** Start of Data shown **
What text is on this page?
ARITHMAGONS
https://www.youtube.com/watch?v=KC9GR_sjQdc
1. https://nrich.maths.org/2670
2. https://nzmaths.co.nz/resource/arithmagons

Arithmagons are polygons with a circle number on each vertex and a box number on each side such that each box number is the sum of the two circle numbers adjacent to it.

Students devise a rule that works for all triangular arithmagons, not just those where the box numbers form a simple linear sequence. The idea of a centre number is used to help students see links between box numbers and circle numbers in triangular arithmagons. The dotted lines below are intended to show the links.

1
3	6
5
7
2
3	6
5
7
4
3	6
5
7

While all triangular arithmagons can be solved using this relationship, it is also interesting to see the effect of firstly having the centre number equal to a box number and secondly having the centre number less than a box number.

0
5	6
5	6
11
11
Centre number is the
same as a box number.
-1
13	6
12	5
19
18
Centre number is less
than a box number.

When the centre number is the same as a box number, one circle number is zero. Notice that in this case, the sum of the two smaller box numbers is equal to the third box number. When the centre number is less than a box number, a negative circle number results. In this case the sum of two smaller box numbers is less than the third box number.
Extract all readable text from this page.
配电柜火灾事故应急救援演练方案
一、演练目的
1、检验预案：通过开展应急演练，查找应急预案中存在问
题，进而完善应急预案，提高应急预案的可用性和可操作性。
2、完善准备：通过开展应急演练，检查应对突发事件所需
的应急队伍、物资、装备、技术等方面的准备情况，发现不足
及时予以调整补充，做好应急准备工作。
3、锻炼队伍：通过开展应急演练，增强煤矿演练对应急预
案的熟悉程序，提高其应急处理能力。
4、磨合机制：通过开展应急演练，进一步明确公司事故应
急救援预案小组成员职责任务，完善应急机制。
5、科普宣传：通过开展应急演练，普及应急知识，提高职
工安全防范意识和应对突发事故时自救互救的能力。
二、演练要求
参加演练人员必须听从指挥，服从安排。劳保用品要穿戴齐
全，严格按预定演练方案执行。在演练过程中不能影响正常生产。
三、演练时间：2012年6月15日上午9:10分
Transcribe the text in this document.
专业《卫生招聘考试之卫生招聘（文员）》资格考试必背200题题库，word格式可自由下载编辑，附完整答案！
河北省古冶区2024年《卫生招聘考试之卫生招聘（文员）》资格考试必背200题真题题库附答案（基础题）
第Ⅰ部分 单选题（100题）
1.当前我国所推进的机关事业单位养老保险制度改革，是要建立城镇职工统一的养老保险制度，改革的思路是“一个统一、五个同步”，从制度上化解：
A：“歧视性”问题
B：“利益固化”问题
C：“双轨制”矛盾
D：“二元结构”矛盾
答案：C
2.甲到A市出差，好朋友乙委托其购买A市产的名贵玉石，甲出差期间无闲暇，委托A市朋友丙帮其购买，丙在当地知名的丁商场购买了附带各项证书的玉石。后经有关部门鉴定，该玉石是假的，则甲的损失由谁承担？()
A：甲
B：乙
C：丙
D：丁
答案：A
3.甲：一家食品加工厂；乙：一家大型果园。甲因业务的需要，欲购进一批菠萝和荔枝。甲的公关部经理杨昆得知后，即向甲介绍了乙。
** End of Data shown **
* _Written instruction_: From the entries above, extract each line containing "same".

* _Exercise result_:
same as a box number.
When the centre number is the same as a box number, one circle number is zero. Notice that in this case, the sum of the two smaller box numbers is equal to the third box number. When the centre number is less than a box number, a negative circle number results. In this case the sum of two smaller box numbers is less than the third box number.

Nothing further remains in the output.